▶ _RECORDS SUPPLIED_

══════════════════════════════

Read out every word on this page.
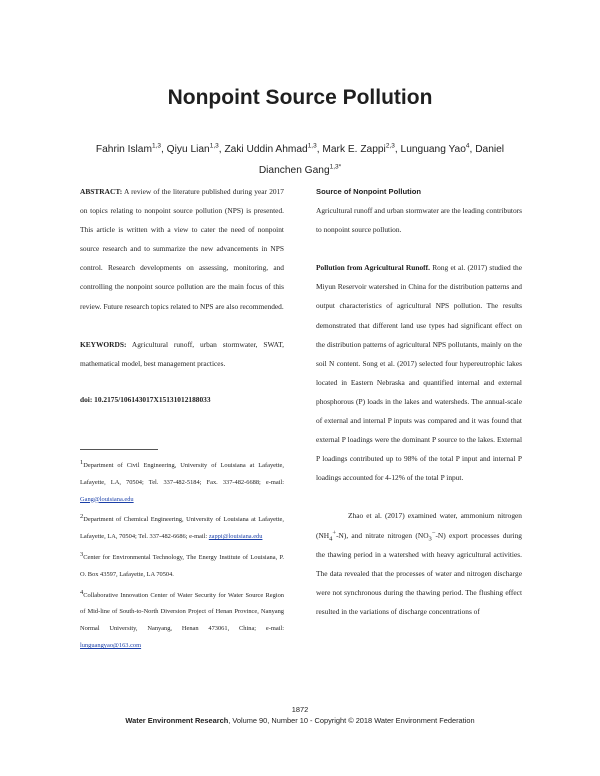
Nonpoint Source Pollution
Fahrin Islam$^{1,3}$, Qiyu Lian$^{1,3}$, Zaki Uddin Ahmad$^{1,3}$, Mark E. Zappi$^{2,3}$, Lunguang Yao$^4$, Daniel Dianchen Gang$^{1,3*}$

ABSTRACT: A review of the literature published during year 2017 on topics relating to nonpoint source pollution (NPS) is presented. This article is written with a view to cater the need of nonpoint source research and to summarize the new advancements in NPS control. Research developments on assessing, monitoring, and controlling the nonpoint source pollution are the main focus of this review. Future research topics related to NPS are also recommended.

KEYWORDS: Agricultural runoff, urban stormwater, SWAT, mathematical model, best management practices.

doi: 10.2175/106143017X15131012188033

$^1$Department of Civil Engineering, University of Louisiana at Lafayette, Lafayette, LA, 70504; Tel. 337-482-5184; Fax. 337-482-6688; e-mail: Gang@louisiana.edu

$^2$Department of Chemical Engineering, University of Louisiana at Lafayette, Lafayette, LA, 70504; Tel. 337-482-6686; e-mail: zappi@louisiana.edu

$^3$Center for Environmental Technology, The Energy Institute of Louisiana, P. O. Box 43597, Lafayette, LA 70504.

$^4$Collaborative Innovation Center of Water Security for Water Source Region of Mid-line of South-to-North Diversion Project of Henan Province, Nanyang Normal University, Nanyang, Henan 473061, China; e-mail: lunguangyao@163.com

Source of Nonpoint Pollution

Agricultural runoff and urban stormwater are the leading contributors to nonpoint source pollution.

Pollution from Agricultural Runoff. Rong et al. (2017) studied the Miyun Reservoir watershed in China for the distribution patterns and output characteristics of agricultural NPS pollution. The results demonstrated that different land use types had significant effect on the distribution patterns of agricultural NPS pollutants, mainly on the soil N content. Song et al. (2017) selected four hypereutrophic lakes located in Eastern Nebraska and quantified internal and external phosphorous (P) loads in the lakes and watersheds. The annual-scale of external and internal P inputs was compared and it was found that external P loadings were the dominant P source to the lakes. External P loadings contributed up to 98% of the total P input and internal P loadings accounted for 4-12% of the total P input.

Zhao et al. (2017) examined water, ammonium nitrogen $(NH_4^+-N)$, and nitrate nitrogen $(NO_3^--N)$ export processes during the thawing period in a watershed with heavy agricultural activities. The data revealed that the processes of water and nitrogen discharge were not synchronous during the thawing period. The flushing effect resulted in the variations of discharge concentrations of

1872
Water Environment Research, Volume 90, Number 10 - Copyright © 2018 Water Environment Federation
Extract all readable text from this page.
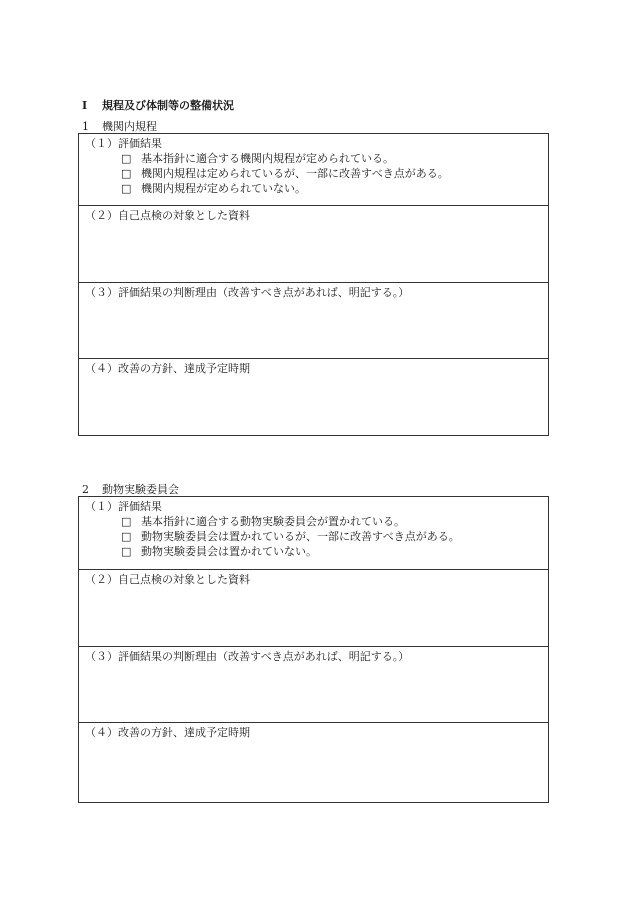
Ⅰ 規程及び体制等の整備状況
1 機関内規程
（１）評価結果
□ 基本指針に適合する機関内規程が定められている。
□ 機関内規程は定められているが、一部に改善すべき点がある。
□ 機関内規程が定められていない。
（２）自己点検の対象とした資料
（３）評価結果の判断理由（改善すべき点があれば、明記する。）
（４）改善の方針、達成予定時期
2 動物実験委員会
（１）評価結果
□ 基本指針に適合する動物実験委員会が置かれている。
□ 動物実験委員会は置かれているが、一部に改善すべき点がある。
□ 動物実験委員会は置かれていない。
（２）自己点検の対象とした資料
（３）評価結果の判断理由（改善すべき点があれば、明記する。）
（４）改善の方針、達成予定時期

══════════════════════════════

▶ _EXERCISE REQUIREMENTS_
Report all lines of the material that contain the word "Louisiana".

▶ _FINISHED ANSWER_
$^1$Department of Civil Engineering, University of Louisiana at Lafayette, Lafayette, LA, 70504; Tel. 337-482-5184; Fax. 337-482-6688; e-mail: Gang@louisiana.edu
$^2$Department of Chemical Engineering, University of Louisiana at Lafayette, Lafayette, LA, 70504; Tel. 337-482-6686; e-mail: zappi@louisiana.edu
$^3$Center for Environmental Technology, The Energy Institute of Louisiana, P. O. Box 43597, Lafayette, LA 70504.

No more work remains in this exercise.